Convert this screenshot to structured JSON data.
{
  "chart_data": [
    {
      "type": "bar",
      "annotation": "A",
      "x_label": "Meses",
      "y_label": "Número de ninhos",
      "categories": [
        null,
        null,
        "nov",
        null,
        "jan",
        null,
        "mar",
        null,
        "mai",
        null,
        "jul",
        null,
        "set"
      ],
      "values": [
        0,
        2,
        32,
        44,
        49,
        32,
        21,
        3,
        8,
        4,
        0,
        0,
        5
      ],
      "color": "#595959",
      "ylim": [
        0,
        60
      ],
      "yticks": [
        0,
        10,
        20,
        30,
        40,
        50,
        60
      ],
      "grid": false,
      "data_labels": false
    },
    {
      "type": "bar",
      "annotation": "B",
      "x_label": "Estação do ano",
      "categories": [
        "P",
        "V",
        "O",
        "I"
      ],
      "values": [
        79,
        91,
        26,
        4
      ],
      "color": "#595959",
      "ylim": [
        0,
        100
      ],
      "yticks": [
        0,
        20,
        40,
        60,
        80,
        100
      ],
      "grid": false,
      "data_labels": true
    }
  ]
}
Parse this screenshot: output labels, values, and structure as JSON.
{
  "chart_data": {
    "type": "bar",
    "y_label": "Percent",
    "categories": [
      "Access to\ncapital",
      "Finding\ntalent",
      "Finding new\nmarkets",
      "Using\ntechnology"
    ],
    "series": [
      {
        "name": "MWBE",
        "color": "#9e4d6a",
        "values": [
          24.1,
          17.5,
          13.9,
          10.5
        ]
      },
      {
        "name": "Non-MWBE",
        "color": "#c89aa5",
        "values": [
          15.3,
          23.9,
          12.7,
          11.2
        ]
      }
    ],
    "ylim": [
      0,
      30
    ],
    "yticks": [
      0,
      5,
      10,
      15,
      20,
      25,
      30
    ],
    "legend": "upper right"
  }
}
◆ ◆ ◆ ◆ ◆
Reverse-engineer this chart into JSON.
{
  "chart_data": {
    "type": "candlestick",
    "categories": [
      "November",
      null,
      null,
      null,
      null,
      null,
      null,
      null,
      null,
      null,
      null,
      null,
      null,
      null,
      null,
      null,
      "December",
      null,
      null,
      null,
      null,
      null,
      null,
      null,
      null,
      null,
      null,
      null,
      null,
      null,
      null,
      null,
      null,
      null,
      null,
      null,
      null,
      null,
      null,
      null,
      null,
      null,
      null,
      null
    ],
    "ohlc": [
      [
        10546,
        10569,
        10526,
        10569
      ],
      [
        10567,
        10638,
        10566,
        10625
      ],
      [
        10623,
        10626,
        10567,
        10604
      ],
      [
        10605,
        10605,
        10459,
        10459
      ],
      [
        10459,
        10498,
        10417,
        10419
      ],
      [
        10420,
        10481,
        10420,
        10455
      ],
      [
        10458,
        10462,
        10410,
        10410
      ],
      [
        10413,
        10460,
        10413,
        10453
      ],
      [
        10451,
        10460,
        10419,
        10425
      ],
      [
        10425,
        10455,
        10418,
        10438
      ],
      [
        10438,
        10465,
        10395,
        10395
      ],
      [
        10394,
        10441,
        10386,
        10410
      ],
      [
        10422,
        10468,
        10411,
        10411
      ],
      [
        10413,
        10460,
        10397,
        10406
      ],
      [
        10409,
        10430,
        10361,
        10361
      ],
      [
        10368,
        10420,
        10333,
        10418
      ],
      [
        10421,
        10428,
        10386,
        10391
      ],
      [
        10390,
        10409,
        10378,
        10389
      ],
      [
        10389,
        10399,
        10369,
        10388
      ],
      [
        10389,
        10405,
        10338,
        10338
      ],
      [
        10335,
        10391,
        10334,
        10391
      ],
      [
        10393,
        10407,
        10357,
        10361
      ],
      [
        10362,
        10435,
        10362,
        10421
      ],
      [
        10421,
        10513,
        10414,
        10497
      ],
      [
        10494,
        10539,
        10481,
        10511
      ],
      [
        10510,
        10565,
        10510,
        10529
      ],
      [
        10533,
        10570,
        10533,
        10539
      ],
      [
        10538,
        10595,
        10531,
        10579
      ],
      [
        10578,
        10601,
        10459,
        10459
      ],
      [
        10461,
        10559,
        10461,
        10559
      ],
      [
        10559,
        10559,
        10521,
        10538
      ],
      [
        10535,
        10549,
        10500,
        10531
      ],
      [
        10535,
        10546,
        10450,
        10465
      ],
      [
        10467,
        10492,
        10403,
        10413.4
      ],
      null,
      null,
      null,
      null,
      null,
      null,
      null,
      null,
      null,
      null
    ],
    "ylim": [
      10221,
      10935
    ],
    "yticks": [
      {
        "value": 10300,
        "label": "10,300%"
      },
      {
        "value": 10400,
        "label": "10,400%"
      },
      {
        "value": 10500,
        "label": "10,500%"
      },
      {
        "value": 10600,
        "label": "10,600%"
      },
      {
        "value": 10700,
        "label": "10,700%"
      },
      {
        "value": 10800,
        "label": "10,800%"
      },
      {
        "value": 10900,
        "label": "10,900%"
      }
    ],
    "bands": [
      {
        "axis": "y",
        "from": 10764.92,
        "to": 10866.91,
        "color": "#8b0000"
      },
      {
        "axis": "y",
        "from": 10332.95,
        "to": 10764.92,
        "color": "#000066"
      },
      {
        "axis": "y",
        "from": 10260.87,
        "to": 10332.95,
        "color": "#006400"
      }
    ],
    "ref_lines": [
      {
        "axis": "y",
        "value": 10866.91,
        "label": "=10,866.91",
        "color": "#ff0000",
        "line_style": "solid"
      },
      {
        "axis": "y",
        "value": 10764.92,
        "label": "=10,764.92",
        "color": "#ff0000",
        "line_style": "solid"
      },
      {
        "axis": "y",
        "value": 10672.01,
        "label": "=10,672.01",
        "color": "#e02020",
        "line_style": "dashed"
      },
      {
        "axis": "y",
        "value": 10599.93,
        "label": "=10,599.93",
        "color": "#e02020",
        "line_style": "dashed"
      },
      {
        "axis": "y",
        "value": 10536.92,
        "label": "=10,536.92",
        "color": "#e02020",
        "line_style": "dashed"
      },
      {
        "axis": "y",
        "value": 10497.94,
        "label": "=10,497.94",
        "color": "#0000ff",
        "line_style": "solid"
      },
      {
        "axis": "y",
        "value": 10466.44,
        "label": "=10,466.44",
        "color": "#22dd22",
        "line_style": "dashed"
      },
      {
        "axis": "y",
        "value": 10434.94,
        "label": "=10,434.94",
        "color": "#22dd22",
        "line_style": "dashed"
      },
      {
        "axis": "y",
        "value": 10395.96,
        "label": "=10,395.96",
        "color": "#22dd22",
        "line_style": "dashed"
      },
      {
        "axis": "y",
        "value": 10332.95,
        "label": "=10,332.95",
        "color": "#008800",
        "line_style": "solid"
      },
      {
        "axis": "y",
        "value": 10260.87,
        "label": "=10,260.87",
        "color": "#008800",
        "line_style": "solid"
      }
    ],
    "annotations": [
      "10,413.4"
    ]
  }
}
◆ ◆ ◆ ◆ ◆
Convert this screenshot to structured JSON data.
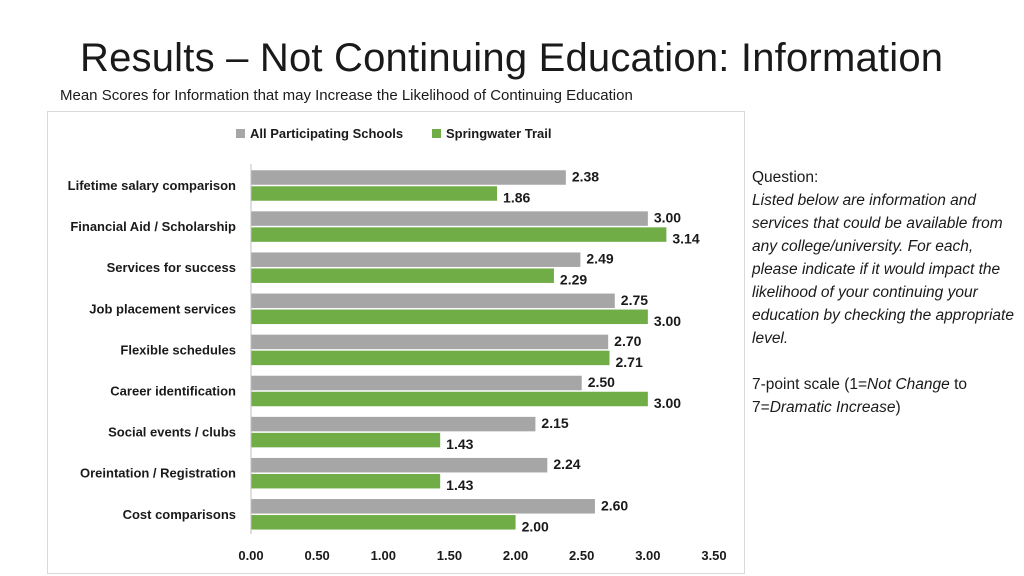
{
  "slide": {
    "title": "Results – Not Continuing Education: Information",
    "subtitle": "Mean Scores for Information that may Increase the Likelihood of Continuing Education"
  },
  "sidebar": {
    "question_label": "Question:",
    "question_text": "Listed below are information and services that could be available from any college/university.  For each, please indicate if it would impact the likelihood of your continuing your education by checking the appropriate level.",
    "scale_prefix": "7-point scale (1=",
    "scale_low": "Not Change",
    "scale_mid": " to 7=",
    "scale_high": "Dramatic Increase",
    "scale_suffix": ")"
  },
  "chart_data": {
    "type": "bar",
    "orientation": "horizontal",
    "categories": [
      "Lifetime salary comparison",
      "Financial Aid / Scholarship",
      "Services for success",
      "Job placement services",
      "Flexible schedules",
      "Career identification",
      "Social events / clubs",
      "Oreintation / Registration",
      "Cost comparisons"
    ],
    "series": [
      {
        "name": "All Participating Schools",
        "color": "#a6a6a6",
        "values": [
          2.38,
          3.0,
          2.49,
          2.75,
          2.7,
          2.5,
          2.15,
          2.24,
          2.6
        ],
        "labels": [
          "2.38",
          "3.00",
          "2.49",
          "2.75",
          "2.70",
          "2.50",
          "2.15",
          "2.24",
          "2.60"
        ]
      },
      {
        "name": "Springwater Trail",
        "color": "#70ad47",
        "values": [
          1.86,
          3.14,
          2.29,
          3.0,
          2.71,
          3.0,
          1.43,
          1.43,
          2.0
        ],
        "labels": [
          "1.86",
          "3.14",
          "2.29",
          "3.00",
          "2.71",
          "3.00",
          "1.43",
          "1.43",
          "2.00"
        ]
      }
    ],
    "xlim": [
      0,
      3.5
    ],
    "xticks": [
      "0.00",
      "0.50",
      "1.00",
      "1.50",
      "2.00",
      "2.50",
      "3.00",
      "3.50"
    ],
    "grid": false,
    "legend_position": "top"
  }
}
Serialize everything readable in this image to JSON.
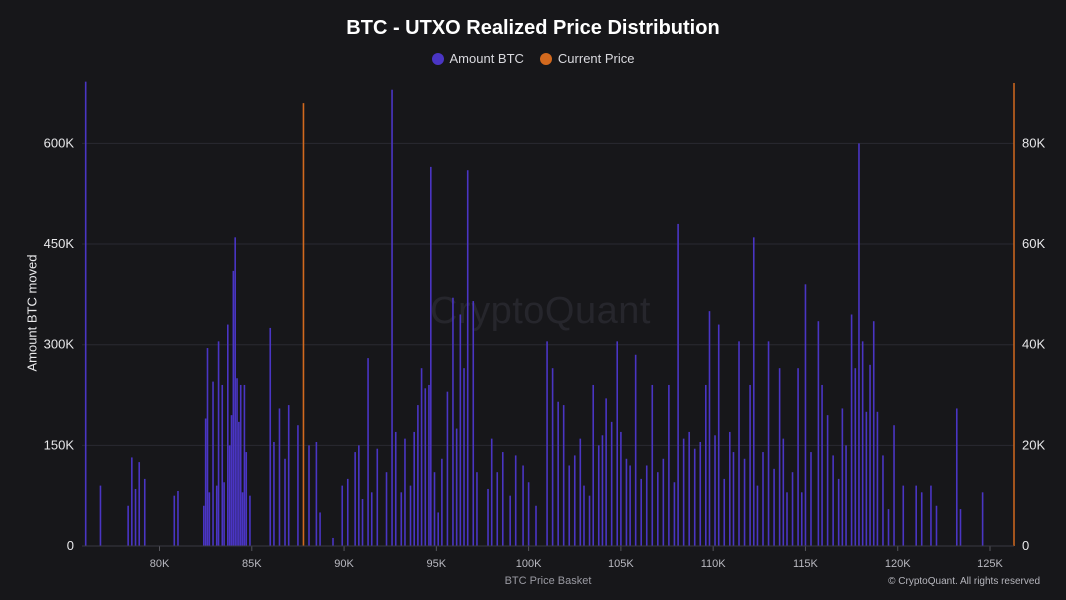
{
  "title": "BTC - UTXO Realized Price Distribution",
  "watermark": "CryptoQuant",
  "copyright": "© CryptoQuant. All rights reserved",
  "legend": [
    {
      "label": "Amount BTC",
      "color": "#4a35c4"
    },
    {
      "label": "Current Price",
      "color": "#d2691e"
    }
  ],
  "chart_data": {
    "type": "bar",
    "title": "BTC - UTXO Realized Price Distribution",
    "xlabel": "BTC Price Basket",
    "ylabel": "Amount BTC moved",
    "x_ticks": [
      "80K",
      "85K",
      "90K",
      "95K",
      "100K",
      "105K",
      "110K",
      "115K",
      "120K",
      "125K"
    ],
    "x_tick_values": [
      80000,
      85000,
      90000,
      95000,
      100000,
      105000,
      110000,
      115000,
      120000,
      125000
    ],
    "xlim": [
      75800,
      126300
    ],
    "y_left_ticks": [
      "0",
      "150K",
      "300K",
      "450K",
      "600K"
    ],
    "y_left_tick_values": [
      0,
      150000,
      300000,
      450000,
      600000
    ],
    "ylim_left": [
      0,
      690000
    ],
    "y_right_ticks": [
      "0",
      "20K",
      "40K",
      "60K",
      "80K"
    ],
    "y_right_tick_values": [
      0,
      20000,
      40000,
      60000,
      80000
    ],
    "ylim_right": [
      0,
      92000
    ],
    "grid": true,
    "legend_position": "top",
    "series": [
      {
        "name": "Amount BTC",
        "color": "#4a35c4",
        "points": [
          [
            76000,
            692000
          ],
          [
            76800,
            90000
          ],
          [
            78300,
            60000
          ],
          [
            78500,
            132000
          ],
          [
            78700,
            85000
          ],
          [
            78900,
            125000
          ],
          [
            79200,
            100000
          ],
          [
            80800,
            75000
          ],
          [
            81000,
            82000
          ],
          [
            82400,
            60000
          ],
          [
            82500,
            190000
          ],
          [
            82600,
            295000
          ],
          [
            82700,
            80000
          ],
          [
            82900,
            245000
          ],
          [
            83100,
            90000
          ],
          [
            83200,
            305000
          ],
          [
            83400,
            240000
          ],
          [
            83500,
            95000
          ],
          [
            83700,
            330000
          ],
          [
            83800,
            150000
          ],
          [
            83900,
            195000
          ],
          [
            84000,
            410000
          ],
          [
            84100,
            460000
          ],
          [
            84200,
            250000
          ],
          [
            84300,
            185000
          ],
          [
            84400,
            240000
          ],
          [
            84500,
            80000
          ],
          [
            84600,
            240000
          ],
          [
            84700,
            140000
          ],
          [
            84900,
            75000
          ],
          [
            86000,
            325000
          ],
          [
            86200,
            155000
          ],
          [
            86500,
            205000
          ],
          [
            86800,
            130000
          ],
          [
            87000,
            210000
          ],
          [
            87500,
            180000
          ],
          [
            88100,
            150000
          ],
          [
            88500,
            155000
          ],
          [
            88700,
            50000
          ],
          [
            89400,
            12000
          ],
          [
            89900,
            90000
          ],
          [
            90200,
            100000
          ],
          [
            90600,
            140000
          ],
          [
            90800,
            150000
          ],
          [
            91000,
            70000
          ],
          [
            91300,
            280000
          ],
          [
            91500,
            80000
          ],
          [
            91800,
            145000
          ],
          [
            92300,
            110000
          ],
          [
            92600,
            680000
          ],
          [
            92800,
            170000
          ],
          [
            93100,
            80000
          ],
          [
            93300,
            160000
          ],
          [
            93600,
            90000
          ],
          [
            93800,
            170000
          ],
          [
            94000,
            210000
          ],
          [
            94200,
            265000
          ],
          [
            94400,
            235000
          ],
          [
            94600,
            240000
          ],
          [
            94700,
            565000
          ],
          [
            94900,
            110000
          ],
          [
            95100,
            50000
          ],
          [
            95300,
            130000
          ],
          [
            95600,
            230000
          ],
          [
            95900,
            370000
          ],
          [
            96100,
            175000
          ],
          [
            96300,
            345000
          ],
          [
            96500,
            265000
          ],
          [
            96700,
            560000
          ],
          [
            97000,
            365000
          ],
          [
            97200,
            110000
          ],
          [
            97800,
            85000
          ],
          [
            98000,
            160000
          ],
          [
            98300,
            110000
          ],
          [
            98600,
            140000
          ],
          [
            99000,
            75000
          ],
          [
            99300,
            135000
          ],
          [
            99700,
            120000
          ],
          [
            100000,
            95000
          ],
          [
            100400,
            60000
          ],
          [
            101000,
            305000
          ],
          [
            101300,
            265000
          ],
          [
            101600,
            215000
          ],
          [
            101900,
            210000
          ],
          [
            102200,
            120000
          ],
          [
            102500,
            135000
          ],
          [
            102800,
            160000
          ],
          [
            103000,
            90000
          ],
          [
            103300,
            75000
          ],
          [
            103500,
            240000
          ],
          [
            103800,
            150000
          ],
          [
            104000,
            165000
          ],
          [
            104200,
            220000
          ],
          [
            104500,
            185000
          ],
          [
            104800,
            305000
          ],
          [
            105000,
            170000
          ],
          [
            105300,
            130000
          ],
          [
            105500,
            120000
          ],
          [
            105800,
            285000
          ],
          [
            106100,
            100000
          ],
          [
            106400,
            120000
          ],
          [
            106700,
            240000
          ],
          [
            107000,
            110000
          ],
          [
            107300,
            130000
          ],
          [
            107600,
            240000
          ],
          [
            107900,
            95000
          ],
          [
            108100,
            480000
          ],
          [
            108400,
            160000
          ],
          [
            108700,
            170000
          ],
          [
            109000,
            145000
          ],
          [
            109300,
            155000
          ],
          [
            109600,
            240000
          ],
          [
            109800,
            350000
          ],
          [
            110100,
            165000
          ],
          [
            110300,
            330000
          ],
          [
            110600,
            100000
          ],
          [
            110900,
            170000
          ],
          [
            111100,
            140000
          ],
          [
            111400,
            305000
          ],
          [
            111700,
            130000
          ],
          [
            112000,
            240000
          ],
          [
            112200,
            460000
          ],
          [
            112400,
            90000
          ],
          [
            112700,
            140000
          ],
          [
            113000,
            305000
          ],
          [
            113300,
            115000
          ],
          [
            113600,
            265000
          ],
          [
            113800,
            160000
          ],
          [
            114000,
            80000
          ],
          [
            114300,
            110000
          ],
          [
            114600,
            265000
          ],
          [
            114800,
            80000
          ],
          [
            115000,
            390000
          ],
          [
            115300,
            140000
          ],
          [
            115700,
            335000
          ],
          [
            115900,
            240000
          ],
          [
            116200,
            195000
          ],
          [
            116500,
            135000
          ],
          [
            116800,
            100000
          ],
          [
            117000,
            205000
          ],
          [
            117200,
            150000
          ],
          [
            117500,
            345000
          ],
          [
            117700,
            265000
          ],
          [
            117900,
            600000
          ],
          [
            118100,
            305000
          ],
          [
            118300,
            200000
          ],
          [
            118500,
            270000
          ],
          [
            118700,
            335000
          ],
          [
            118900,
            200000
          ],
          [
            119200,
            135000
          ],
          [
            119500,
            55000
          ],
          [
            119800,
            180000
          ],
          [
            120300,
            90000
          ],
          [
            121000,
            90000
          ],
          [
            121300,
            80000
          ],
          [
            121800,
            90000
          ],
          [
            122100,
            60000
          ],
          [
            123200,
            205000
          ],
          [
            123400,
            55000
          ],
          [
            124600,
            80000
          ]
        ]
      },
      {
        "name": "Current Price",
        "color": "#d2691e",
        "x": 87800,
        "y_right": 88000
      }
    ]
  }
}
◆ ◆ ◆ ◆ ◆
* _Problem to solve_
Only a number is wanted: how many lines of the data above contain "from"?

* _Answer to the task_
4